> _PROBLEM_: Extract each line bearing the word "data".
━━ GIVEN RECORDS
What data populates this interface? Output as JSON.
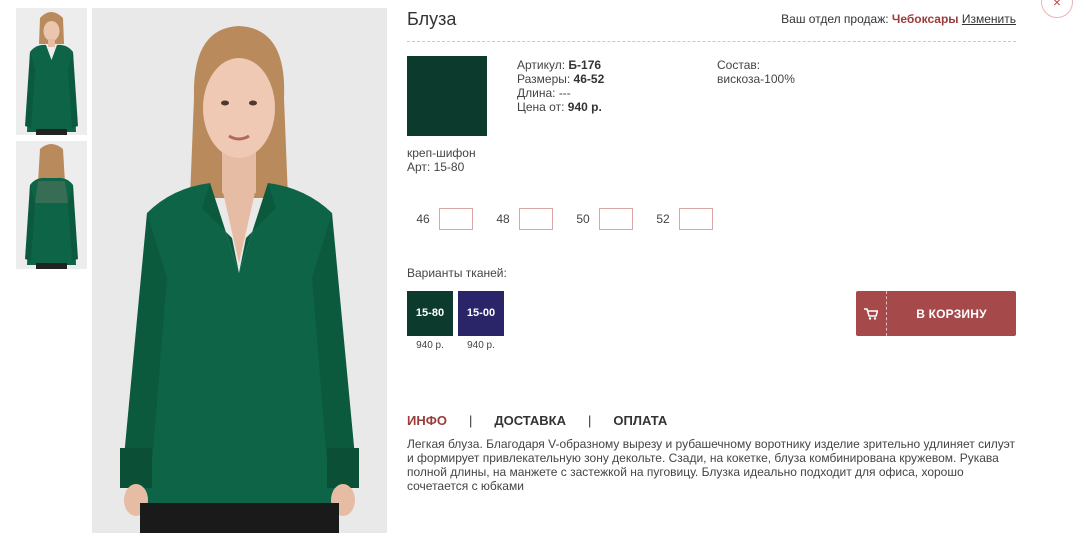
{
  "product": {
    "title": "Блуза",
    "article_label": "Артикул:",
    "article_value": "Б-176",
    "sizes_label": "Размеры:",
    "sizes_value": "46-52",
    "length_label": "Длина:",
    "length_value": "---",
    "price_label": "Цена от:",
    "price_value": "940 р.",
    "composition_label": "Состав:",
    "composition_value": "вискоза-100%"
  },
  "dept": {
    "label": "Ваш отдел продаж:",
    "city": "Чебоксары",
    "change": "Изменить"
  },
  "close_icon": "×",
  "fabric": {
    "name": "креп-шифон",
    "article": "Арт: 15-80",
    "color": "#0c3b2d"
  },
  "size_inputs": [
    {
      "label": "46",
      "value": ""
    },
    {
      "label": "48",
      "value": ""
    },
    {
      "label": "50",
      "value": ""
    },
    {
      "label": "52",
      "value": ""
    }
  ],
  "variants": {
    "label": "Варианты тканей:",
    "items": [
      {
        "code": "15-80",
        "price": "940 р.",
        "color": "#0c3b2d"
      },
      {
        "code": "15-00",
        "price": "940 р.",
        "color": "#2a2469"
      }
    ]
  },
  "cart": {
    "label": "В КОРЗИНУ",
    "icon": "cart-icon"
  },
  "tabs": {
    "info": "ИНФО",
    "delivery": "ДОСТАВКА",
    "payment": "ОПЛАТА",
    "separator": "|"
  },
  "description": "Легкая блуза. Благодаря V-образному вырезу и рубашечному воротнику изделие зрительно удлиняет силуэт и формирует привлекательную зону декольте. Сзади, на кокетке, блуза комбинирована кружевом. Рукава полной длины, на манжете с застежкой на пуговицу. Блузка идеально подходит для офиса, хорошо сочетается с юбками",
  "colors": {
    "accent": "#9b3b3b",
    "button": "#a6494b",
    "blouse": "#0e6446",
    "photo_bg": "#e8e8e8"
  }
}
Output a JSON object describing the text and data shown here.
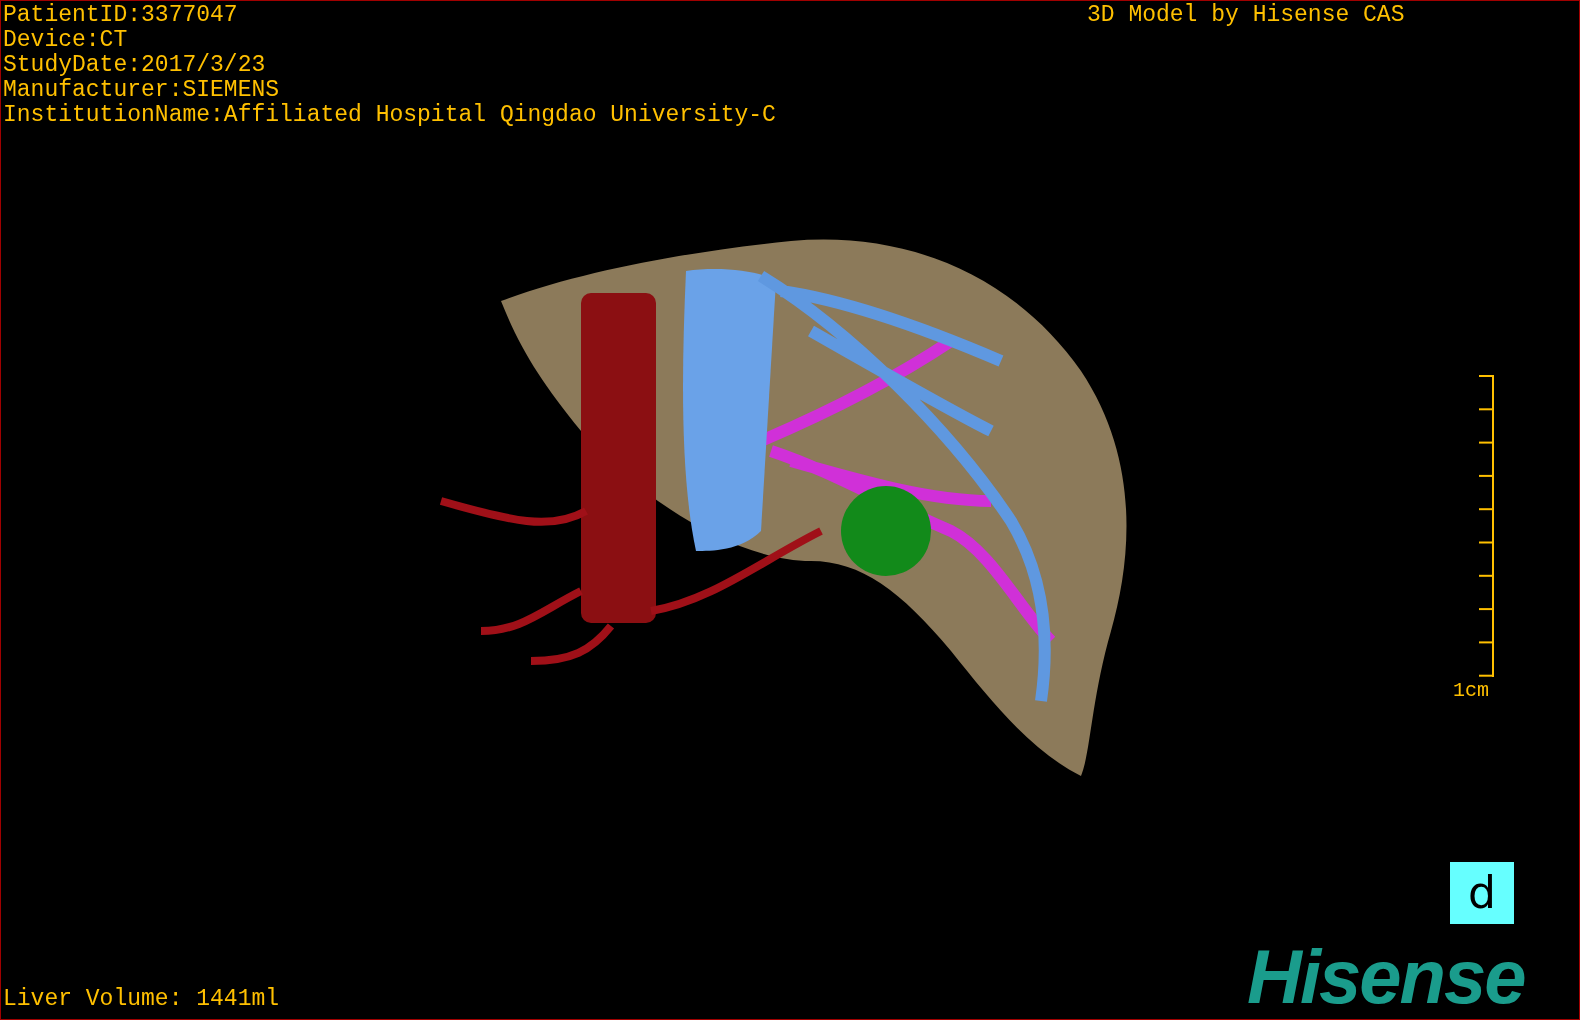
{
  "study_info": [
    "PatientID:3377047",
    "Device:CT",
    "StudyDate:2017/3/23",
    "Manufacturer:SIEMENS",
    "InstitutionName:Affiliated Hospital Qingdao University-C"
  ],
  "model_credit": "3D Model by Hisense CAS",
  "scale_bar": {
    "label": "1cm"
  },
  "orientation_marker": "d",
  "liver_volume": "Liver Volume: 1441ml",
  "logo": "Hisense"
}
━━━━
> _CORRECT RESULT_:
What data populates this interface? Output as JSON.
Output a JSON object describing the text and data shown here.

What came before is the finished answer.